Does it make sense to offer a separate control for the voxel size independent of the radius? Right now, if we make really puffy particles with a large radius, we can see more voxel artifacting. It seems that the voxel size and the radius are linked. Do they need to be, and can we get them separated?
Repopulation does not have a voxel size parameter. Are you referring to the global voxel length for rendering in “voxel” mode? There is no link between the radius and a voxel size parameter. What kind of artifacting are you seeing? Are there black spots? We have recently fixed a bug in the repopulation that fixes a “black spots” artifacting issue.
Are you using the C++ API or the Python module?
The documentation wasn’t originally included with the Python module, but it is available now. This is the section on repopulation:
Multiplication of existing particles
The "PointsFileMultiplication" function can take an existing particle file (PRT, BIN, CSV) and multiply the particle count by filling particles within a radius around the original particle positions. This function has the potential to take a long time to compute because it will read all the original particles and generate a level set representation to seed from.
PointsFileMultiplication parameters and usage:
Parameter 1: Particle Filename (string): The path to the source particle file.
Parameter 2: Fill Radius (float): The radius around each particle to seed new particles.
Parameter 3: Fill Radius Subdivisions (integer): The number of seeding subdivisions. Increasing this number will exponentially increase output particle count.
Parameter 4: Number of Particles per Subdivision (integer): The number of particles placed in each subdivision. Increasing this number will linearly increase output particle count.

• [DATA PROVIDED]:
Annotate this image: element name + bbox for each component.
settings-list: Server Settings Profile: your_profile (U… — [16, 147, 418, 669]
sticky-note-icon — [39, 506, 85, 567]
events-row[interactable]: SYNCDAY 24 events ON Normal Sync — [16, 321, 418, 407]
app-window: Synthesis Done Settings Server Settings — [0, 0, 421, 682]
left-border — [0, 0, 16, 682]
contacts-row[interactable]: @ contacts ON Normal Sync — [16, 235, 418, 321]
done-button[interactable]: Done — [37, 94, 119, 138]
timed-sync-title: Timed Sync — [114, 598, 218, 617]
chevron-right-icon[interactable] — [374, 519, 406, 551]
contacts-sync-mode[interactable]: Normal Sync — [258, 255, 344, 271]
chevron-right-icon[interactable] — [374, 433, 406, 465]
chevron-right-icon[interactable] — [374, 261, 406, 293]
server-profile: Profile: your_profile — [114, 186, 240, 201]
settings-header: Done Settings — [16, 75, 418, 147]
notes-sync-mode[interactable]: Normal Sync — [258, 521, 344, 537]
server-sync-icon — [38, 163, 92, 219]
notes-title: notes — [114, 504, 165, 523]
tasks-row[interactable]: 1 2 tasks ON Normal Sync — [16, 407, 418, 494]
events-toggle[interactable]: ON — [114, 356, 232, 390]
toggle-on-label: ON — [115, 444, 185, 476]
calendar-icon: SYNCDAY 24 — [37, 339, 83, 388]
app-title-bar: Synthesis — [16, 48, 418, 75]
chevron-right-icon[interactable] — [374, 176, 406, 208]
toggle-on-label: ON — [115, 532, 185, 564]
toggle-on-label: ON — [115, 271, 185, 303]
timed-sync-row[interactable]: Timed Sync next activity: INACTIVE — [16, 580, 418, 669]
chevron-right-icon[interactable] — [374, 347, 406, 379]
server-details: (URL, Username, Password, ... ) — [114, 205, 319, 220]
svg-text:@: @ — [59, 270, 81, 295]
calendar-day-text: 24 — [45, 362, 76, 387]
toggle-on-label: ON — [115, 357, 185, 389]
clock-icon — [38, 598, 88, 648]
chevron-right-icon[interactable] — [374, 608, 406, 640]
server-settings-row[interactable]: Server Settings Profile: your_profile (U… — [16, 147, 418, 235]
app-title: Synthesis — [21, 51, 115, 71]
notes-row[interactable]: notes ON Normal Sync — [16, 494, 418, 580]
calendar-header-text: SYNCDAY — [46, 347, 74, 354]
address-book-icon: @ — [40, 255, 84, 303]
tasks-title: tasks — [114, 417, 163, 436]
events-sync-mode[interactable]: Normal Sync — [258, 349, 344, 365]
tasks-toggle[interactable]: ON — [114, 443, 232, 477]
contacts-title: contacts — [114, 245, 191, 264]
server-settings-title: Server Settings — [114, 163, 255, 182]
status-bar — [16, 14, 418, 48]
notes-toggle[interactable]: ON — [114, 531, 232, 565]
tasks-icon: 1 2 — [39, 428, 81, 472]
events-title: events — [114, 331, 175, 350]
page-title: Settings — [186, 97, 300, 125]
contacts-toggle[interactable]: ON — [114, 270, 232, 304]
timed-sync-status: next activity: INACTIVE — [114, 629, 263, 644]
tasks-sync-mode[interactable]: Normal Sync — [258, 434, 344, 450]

• [PROMPT 1]: In the repopulation discussion, retype the passage between "Parameter 2: Fill" and "exponentially increase output particle count.", inclusive.
• [PROMPT 2]: Name every parameter of the PointsFileMultiplication function that the repopulation discussion describes.

• [EXPECTED OUTPUT 1]:
Parameter 2: Fill Radius (float): The radius around each particle to seed new particles.
Parameter 3: Fill Radius Subdivisions (integer): The number of seeding subdivisions. Increasing this number will exponentially increase output particle count.

• [EXPECTED OUTPUT 2]:
Particle Filename
Fill Radius
Fill Radius Subdivisions
Number of Particles per Subdivision